Stated goal>
Read through the entries below and return each line with the word "Ribs".
BEGIN Exercise material
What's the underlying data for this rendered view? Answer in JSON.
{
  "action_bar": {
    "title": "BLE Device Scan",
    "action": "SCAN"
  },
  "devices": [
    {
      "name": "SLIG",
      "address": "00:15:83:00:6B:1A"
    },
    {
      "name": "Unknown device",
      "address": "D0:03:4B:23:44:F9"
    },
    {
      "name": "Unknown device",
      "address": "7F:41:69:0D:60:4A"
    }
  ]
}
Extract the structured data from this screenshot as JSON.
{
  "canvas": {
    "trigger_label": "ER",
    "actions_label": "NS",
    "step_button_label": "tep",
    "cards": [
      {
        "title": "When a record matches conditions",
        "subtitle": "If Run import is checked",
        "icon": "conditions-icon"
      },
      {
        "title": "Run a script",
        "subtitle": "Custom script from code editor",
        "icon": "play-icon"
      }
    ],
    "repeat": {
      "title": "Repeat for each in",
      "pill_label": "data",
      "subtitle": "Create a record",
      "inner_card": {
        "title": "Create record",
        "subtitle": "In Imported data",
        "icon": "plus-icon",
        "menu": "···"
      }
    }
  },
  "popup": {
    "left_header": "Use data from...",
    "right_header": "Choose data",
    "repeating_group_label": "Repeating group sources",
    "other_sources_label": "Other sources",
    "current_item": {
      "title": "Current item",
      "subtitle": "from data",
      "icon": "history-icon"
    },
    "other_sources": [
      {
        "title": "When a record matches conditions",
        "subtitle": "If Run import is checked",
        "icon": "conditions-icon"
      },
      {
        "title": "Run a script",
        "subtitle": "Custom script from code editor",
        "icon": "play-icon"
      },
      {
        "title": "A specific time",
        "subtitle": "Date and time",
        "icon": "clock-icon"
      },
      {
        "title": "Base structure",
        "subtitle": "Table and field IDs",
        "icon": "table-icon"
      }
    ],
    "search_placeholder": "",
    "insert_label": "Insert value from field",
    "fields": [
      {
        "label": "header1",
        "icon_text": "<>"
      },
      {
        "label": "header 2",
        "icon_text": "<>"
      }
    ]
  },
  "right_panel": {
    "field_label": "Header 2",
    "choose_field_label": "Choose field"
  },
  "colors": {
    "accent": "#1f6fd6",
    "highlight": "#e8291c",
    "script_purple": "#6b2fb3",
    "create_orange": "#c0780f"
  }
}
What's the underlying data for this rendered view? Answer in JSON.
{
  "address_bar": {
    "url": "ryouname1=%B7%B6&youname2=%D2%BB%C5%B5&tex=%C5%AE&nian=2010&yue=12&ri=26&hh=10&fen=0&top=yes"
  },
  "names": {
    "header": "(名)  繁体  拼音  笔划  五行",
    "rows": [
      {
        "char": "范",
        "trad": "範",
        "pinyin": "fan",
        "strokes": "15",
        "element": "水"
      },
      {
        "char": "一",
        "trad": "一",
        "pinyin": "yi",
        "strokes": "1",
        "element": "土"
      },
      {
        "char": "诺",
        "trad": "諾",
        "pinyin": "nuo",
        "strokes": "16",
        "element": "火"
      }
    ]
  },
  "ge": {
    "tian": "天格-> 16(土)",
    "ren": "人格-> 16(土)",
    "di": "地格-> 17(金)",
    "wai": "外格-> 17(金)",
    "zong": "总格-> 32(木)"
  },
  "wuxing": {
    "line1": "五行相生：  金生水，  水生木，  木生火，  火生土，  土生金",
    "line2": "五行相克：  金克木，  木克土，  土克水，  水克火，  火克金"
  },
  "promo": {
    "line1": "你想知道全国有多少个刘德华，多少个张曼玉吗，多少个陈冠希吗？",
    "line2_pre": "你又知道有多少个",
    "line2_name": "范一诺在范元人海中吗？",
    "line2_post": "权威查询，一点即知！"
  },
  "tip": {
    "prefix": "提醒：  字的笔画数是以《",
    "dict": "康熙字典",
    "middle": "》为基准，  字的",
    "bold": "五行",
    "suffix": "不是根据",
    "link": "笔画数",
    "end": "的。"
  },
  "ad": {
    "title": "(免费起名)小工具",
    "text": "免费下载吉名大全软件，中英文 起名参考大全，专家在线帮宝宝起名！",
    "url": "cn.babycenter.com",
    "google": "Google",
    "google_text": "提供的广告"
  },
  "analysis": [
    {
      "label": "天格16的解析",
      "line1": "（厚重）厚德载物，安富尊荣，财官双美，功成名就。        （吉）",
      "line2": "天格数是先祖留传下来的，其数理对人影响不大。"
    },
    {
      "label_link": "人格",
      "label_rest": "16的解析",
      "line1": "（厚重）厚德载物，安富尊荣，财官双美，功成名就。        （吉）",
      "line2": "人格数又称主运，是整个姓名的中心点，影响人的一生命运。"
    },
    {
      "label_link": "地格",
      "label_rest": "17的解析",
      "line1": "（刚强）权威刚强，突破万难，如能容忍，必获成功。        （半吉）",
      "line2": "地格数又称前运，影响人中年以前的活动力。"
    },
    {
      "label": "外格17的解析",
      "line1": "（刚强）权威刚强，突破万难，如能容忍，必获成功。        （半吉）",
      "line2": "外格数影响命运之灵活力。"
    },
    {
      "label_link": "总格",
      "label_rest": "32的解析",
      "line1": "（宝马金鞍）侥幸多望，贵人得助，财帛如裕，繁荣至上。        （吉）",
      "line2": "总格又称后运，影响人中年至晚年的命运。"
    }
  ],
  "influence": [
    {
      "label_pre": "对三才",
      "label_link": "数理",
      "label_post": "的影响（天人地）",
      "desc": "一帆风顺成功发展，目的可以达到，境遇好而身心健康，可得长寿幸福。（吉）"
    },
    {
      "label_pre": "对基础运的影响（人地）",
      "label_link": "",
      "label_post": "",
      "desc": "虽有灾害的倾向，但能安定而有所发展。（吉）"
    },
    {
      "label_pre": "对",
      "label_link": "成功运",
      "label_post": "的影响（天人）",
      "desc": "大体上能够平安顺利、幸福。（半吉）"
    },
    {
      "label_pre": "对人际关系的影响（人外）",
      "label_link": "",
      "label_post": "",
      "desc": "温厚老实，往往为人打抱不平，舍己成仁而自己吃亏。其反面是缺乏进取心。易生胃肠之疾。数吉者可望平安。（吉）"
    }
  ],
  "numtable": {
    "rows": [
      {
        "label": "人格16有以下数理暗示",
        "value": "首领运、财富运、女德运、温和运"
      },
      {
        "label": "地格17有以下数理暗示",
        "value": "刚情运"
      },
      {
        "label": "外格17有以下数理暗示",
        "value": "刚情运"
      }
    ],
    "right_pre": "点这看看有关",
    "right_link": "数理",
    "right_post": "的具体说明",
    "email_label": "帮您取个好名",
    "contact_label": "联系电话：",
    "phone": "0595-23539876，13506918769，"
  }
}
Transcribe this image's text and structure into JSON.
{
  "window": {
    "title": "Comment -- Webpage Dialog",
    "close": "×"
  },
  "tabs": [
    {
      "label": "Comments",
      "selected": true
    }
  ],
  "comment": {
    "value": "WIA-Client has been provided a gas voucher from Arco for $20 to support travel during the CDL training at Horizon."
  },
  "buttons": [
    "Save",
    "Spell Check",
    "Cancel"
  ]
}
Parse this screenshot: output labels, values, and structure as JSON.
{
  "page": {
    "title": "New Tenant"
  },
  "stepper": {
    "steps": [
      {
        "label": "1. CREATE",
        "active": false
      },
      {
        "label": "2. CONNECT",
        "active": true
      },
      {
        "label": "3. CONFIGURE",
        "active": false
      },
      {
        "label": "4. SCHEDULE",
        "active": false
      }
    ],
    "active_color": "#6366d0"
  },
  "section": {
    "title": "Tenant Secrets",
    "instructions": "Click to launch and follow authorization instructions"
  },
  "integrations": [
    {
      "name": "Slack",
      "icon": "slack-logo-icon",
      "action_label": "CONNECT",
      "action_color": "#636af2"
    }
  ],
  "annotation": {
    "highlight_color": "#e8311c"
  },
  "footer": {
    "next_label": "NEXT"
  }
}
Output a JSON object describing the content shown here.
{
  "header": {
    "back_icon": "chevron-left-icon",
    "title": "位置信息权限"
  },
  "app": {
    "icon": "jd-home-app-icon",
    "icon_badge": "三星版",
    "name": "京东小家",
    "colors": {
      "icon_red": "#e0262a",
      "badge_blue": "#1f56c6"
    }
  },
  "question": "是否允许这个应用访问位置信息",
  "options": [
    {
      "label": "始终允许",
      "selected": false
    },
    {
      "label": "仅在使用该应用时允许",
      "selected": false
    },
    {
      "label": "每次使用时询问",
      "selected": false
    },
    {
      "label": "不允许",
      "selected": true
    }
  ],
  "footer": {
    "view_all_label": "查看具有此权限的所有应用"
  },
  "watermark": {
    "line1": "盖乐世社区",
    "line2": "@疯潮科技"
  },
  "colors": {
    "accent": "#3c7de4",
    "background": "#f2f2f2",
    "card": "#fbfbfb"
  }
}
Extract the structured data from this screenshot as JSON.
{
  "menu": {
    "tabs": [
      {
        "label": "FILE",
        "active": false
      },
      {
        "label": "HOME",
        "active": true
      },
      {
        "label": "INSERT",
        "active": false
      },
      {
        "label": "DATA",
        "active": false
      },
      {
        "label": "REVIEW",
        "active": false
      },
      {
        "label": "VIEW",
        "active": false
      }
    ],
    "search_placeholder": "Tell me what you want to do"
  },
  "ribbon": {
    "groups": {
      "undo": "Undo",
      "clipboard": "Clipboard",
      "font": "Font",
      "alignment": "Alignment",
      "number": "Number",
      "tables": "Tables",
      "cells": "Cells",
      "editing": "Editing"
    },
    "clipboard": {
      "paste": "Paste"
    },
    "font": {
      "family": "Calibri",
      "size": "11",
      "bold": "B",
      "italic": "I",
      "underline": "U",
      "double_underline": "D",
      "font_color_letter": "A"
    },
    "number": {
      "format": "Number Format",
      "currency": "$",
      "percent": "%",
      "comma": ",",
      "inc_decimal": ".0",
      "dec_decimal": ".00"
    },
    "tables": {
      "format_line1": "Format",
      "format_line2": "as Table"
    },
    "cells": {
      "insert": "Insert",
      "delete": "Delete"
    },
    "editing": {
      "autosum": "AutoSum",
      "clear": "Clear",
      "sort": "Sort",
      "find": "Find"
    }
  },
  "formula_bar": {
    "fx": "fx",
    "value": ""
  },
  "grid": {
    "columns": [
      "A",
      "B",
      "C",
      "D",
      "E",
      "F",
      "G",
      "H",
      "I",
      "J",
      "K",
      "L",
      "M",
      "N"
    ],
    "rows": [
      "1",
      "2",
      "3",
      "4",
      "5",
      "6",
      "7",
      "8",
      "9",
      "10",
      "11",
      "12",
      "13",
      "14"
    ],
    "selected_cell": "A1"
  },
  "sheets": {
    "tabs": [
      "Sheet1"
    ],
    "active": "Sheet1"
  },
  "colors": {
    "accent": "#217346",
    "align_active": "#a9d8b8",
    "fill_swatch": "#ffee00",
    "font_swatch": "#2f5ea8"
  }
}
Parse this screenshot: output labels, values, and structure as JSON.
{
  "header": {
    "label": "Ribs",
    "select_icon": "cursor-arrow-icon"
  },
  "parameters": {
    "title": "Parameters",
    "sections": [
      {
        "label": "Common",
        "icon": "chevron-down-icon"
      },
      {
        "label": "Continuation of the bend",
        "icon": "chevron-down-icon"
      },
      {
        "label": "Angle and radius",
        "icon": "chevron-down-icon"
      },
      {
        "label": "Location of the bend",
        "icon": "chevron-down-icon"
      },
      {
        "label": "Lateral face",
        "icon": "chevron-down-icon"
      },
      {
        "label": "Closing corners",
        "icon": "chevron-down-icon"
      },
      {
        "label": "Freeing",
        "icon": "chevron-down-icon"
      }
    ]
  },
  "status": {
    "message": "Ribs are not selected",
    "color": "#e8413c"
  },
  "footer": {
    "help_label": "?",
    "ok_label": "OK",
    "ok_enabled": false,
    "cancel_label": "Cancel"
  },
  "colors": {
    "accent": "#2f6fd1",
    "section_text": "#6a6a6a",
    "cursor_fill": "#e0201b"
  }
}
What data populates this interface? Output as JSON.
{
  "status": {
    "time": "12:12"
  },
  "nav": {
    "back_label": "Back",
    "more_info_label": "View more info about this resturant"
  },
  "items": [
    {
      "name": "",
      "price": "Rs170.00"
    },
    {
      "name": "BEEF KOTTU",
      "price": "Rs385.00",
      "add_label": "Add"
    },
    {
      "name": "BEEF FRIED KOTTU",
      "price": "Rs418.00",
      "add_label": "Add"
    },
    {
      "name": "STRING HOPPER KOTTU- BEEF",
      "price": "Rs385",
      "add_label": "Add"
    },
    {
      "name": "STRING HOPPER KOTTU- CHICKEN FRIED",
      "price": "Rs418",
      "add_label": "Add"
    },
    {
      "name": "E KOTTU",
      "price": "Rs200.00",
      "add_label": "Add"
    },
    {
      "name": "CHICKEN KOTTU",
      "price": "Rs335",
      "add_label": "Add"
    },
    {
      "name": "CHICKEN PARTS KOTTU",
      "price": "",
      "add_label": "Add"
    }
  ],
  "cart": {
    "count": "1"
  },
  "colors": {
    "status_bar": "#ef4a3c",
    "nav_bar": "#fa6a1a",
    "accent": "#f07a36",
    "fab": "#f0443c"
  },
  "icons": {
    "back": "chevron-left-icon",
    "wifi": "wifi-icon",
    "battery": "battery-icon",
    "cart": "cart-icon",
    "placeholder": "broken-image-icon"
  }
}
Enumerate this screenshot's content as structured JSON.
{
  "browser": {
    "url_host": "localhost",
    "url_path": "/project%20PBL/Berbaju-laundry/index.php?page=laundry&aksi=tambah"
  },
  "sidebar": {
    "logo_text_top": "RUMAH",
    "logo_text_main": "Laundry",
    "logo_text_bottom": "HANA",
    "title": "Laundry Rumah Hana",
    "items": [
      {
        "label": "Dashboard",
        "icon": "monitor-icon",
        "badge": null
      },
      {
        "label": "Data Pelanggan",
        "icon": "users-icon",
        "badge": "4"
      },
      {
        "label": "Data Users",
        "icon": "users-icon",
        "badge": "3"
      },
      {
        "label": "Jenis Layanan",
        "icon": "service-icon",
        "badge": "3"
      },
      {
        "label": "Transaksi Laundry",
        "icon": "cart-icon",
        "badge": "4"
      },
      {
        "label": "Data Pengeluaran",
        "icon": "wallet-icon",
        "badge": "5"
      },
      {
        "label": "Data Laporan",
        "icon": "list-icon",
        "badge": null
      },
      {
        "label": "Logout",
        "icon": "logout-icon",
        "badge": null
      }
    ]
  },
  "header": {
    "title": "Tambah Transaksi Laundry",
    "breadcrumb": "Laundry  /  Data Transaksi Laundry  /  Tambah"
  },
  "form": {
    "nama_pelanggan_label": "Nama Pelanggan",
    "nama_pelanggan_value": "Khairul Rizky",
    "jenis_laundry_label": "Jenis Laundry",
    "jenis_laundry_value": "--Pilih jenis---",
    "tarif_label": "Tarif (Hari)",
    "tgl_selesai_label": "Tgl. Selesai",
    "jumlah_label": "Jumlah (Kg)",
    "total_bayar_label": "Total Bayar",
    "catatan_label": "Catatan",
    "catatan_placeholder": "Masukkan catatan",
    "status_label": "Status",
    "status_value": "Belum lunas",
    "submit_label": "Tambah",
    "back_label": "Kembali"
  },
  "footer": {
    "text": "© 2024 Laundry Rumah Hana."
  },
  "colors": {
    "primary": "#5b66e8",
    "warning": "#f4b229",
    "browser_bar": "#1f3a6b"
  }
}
END Exercise material
Result of this task>
    "label": "Ribs",
    "message": "Ribs are not selected",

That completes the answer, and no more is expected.